▶ [Material]

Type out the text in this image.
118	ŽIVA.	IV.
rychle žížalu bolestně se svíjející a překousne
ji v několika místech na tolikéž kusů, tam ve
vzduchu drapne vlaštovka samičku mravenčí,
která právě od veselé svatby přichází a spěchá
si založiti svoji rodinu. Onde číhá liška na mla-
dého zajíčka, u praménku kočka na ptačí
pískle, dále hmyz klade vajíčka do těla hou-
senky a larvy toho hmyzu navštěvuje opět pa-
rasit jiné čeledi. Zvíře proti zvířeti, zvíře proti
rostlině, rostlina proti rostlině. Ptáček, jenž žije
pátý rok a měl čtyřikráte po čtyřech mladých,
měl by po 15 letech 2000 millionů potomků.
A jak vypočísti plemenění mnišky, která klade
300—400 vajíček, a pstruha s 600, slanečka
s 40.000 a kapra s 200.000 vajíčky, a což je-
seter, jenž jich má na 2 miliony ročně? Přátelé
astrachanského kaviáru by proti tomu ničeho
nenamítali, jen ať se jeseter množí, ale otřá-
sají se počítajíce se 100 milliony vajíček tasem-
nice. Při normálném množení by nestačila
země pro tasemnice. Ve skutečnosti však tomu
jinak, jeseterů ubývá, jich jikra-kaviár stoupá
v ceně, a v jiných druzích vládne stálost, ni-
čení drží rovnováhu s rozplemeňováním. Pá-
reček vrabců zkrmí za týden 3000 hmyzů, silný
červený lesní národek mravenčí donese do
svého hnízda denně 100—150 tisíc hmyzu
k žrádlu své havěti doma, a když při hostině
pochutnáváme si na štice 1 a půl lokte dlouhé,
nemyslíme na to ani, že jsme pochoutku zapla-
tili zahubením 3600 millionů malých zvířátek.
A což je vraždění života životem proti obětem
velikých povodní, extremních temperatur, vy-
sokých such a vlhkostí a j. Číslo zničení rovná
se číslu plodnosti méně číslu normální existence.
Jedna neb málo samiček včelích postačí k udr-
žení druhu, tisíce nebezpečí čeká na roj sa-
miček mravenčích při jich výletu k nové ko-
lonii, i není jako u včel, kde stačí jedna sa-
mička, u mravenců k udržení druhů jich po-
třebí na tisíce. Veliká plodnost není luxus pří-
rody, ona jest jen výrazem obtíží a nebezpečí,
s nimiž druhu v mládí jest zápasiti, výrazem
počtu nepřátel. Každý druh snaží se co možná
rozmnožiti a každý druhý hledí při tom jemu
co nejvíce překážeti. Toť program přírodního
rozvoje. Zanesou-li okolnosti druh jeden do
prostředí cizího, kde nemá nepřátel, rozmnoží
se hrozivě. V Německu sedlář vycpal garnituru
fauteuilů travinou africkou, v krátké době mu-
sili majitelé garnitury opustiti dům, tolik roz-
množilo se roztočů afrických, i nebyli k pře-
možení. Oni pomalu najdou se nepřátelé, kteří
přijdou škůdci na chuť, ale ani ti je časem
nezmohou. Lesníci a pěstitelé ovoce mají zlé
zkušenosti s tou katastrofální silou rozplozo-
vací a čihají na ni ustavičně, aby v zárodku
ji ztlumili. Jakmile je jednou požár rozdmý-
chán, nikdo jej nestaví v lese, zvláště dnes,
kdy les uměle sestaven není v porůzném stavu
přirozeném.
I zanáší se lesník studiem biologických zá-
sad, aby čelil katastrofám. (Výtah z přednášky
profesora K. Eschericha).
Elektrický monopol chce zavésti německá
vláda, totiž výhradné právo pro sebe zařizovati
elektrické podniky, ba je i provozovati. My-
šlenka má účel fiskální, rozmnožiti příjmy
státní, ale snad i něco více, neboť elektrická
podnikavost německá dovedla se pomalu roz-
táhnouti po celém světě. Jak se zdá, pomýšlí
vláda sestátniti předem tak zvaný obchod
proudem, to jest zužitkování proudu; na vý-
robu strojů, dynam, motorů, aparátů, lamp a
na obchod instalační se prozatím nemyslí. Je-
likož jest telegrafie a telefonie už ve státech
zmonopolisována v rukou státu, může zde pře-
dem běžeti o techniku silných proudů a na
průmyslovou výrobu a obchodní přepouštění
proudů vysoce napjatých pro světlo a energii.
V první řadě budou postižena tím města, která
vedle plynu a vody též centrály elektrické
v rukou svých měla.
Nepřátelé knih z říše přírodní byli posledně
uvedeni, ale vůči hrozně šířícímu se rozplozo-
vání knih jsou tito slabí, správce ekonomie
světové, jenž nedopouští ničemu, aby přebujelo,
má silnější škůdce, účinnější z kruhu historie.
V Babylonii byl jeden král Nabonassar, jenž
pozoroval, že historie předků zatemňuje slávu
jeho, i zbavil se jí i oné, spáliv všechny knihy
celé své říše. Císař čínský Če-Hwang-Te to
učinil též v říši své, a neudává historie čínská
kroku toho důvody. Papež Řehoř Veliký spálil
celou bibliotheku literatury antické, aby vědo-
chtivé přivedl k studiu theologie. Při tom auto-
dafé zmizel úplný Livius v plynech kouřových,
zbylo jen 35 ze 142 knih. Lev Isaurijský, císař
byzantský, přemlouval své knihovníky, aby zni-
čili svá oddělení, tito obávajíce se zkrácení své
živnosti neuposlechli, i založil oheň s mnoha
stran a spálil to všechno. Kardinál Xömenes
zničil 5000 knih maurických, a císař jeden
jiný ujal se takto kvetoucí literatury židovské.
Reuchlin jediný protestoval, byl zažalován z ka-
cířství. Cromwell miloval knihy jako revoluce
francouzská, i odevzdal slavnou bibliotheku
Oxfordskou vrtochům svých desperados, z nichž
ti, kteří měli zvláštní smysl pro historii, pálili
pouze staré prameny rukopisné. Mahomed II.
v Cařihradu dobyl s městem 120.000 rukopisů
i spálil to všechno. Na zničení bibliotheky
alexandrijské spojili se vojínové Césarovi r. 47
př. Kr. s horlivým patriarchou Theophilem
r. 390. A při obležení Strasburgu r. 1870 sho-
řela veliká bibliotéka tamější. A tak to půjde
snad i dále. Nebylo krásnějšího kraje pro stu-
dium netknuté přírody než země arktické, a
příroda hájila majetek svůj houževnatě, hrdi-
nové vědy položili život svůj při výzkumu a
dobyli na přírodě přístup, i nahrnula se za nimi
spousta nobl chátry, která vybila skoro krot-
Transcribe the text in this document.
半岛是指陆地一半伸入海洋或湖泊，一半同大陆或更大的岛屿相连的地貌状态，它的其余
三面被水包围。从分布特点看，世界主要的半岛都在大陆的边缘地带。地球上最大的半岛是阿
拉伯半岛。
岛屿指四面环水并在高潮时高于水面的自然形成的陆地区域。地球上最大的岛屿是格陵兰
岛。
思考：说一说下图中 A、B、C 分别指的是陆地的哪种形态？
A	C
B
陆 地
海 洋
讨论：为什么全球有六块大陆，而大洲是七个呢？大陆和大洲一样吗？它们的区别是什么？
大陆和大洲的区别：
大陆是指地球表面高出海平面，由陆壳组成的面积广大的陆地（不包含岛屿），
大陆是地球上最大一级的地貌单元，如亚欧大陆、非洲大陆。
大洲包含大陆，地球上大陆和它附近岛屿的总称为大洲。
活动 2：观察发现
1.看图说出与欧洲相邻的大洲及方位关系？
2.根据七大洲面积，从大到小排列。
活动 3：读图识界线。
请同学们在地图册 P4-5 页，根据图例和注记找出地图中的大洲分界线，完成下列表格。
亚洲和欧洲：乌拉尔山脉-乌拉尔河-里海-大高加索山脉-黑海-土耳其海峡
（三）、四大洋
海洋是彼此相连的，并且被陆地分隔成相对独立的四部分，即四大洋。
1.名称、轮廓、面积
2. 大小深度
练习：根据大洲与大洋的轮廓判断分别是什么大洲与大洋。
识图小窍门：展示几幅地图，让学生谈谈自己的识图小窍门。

▶ [Exercise requirements] Reproduce each entry exactly, leaving out nothing.

▶ [Answer below]
Type out the text in this image.
118	ŽIVA.	IV.
rychle žížalu bolestně se svíjející a překousne
ji v několika místech na tolikéž kusů, tam ve
vzduchu drapne vlaštovka samičku mravenčí,
která právě od veselé svatby přichází a spěchá
si založiti svoji rodinu. Onde číhá liška na mla-
dého zajíčka, u praménku kočka na ptačí
pískle, dále hmyz klade vajíčka do těla hou-
senky a larvy toho hmyzu navštěvuje opět pa-
rasit jiné čeledi. Zvíře proti zvířeti, zvíře proti
rostlině, rostlina proti rostlině. Ptáček, jenž žije
pátý rok a měl čtyřikráte po čtyřech mladých,
měl by po 15 letech 2000 millionů potomků.
A jak vypočísti plemenění mnišky, která klade
300—400 vajíček, a pstruha s 600, slanečka
s 40.000 a kapra s 200.000 vajíčky, a což je-
seter, jenž jich má na 2 miliony ročně? Přátelé
astrachanského kaviáru by proti tomu ničeho
nenamítali, jen ať se jeseter množí, ale otřá-
sají se počítajíce se 100 milliony vajíček tasem-
nice. Při normálném množení by nestačila
země pro tasemnice. Ve skutečnosti však tomu
jinak, jeseterů ubývá, jich jikra-kaviár stoupá
v ceně, a v jiných druzích vládne stálost, ni-
čení drží rovnováhu s rozplemeňováním. Pá-
reček vrabců zkrmí za týden 3000 hmyzů, silný
červený lesní národek mravenčí donese do
svého hnízda denně 100—150 tisíc hmyzu
k žrádlu své havěti doma, a když při hostině
pochutnáváme si na štice 1 a půl lokte dlouhé,
nemyslíme na to ani, že jsme pochoutku zapla-
tili zahubením 3600 millionů malých zvířátek.
A což je vraždění života životem proti obětem
velikých povodní, extremních temperatur, vy-
sokých such a vlhkostí a j. Číslo zničení rovná
se číslu plodnosti méně číslu normální existence.
Jedna neb málo samiček včelích postačí k udr-
žení druhu, tisíce nebezpečí čeká na roj sa-
miček mravenčích při jich výletu k nové ko-
lonii, i není jako u včel, kde stačí jedna sa-
mička, u mravenců k udržení druhů jich po-
třebí na tisíce. Veliká plodnost není luxus pří-
rody, ona jest jen výrazem obtíží a nebezpečí,
s nimiž druhu v mládí jest zápasiti, výrazem
počtu nepřátel. Každý druh snaží se co možná
rozmnožiti a každý druhý hledí při tom jemu
co nejvíce překážeti. Toť program přírodního
rozvoje. Zanesou-li okolnosti druh jeden do
prostředí cizího, kde nemá nepřátel, rozmnoží
se hrozivě. V Německu sedlář vycpal garnituru
fauteuilů travinou africkou, v krátké době mu-
sili majitelé garnitury opustiti dům, tolik roz-
množilo se roztočů afrických, i nebyli k pře-
možení. Oni pomalu najdou se nepřátelé, kteří
přijdou škůdci na chuť, ale ani ti je časem
nezmohou. Lesníci a pěstitelé ovoce mají zlé
zkušenosti s tou katastrofální silou rozplozo-
vací a čihají na ni ustavičně, aby v zárodku
ji ztlumili. Jakmile je jednou požár rozdmý-
chán, nikdo jej nestaví v lese, zvláště dnes,
kdy les uměle sestaven není v porůzném stavu
přirozeném.
I zanáší se lesník studiem biologických zá-
sad, aby čelil katastrofám. (Výtah z přednášky
profesora K. Eschericha).
Elektrický monopol chce zavésti německá
vláda, totiž výhradné právo pro sebe zařizovati
elektrické podniky, ba je i provozovati. My-
šlenka má účel fiskální, rozmnožiti příjmy
státní, ale snad i něco více, neboť elektrická
podnikavost německá dovedla se pomalu roz-
táhnouti po celém světě. Jak se zdá, pomýšlí
vláda sestátniti předem tak zvaný obchod
proudem, to jest zužitkování proudu; na vý-
robu strojů, dynam, motorů, aparátů, lamp a
na obchod instalační se prozatím nemyslí. Je-
likož jest telegrafie a telefonie už ve státech
zmonopolisována v rukou státu, může zde pře-
dem běžeti o techniku silných proudů a na
průmyslovou výrobu a obchodní přepouštění
proudů vysoce napjatých pro světlo a energii.
V první řadě budou postižena tím města, která
vedle plynu a vody též centrály elektrické
v rukou svých měla.
Nepřátelé knih z říše přírodní byli posledně
uvedeni, ale vůči hrozně šířícímu se rozplozo-
vání knih jsou tito slabí, správce ekonomie
světové, jenž nedopouští ničemu, aby přebujelo,
má silnější škůdce, účinnější z kruhu historie.
V Babylonii byl jeden král Nabonassar, jenž
pozoroval, že historie předků zatemňuje slávu
jeho, i zbavil se jí i oné, spáliv všechny knihy
celé své říše. Císař čínský Če-Hwang-Te to
učinil též v říši své, a neudává historie čínská
kroku toho důvody. Papež Řehoř Veliký spálil
celou bibliotheku literatury antické, aby vědo-
chtivé přivedl k studiu theologie. Při tom auto-
dafé zmizel úplný Livius v plynech kouřových,
zbylo jen 35 ze 142 knih. Lev Isaurijský, císař
byzantský, přemlouval své knihovníky, aby zni-
čili svá oddělení, tito obávajíce se zkrácení své
živnosti neuposlechli, i založil oheň s mnoha
stran a spálil to všechno. Kardinál Xömenes
zničil 5000 knih maurických, a císař jeden
jiný ujal se takto kvetoucí literatury židovské.
Reuchlin jediný protestoval, byl zažalován z ka-
cířství. Cromwell miloval knihy jako revoluce
francouzská, i odevzdal slavnou bibliotheku
Oxfordskou vrtochům svých desperados, z nichž
ti, kteří měli zvláštní smysl pro historii, pálili
pouze staré prameny rukopisné. Mahomed II.
v Cařihradu dobyl s městem 120.000 rukopisů
i spálil to všechno. Na zničení bibliotheky
alexandrijské spojili se vojínové Césarovi r. 47
př. Kr. s horlivým patriarchou Theophilem
r. 390. A při obležení Strasburgu r. 1870 sho-
řela veliká bibliotéka tamější. A tak to půjde
snad i dále. Nebylo krásnějšího kraje pro stu-
dium netknuté přírody než země arktické, a
příroda hájila majetek svůj houževnatě, hrdi-
nové vědy položili život svůj při výzkumu a
dobyli na přírodě přístup, i nahrnula se za nimi
spousta nobl chátry, která vybila skoro krot-
Transcribe the text in this document.
半岛是指陆地一半伸入海洋或湖泊，一半同大陆或更大的岛屿相连的地貌状态，它的其余
三面被水包围。从分布特点看，世界主要的半岛都在大陆的边缘地带。地球上最大的半岛是阿
拉伯半岛。
岛屿指四面环水并在高潮时高于水面的自然形成的陆地区域。地球上最大的岛屿是格陵兰
岛。
思考：说一说下图中 A、B、C 分别指的是陆地的哪种形态？
A	C
B
陆 地
海 洋
讨论：为什么全球有六块大陆，而大洲是七个呢？大陆和大洲一样吗？它们的区别是什么？
大陆和大洲的区别：
大陆是指地球表面高出海平面，由陆壳组成的面积广大的陆地（不包含岛屿），
大陆是地球上最大一级的地貌单元，如亚欧大陆、非洲大陆。
大洲包含大陆，地球上大陆和它附近岛屿的总称为大洲。
活动 2：观察发现
1.看图说出与欧洲相邻的大洲及方位关系？
2.根据七大洲面积，从大到小排列。
活动 3：读图识界线。
请同学们在地图册 P4-5 页，根据图例和注记找出地图中的大洲分界线，完成下列表格。
亚洲和欧洲：乌拉尔山脉-乌拉尔河-里海-大高加索山脉-黑海-土耳其海峡
（三）、四大洋
海洋是彼此相连的，并且被陆地分隔成相对独立的四部分，即四大洋。
1.名称、轮廓、面积
2. 大小深度
练习：根据大洲与大洋的轮廓判断分别是什么大洲与大洋。
识图小窍门：展示几幅地图，让学生谈谈自己的识图小窍门。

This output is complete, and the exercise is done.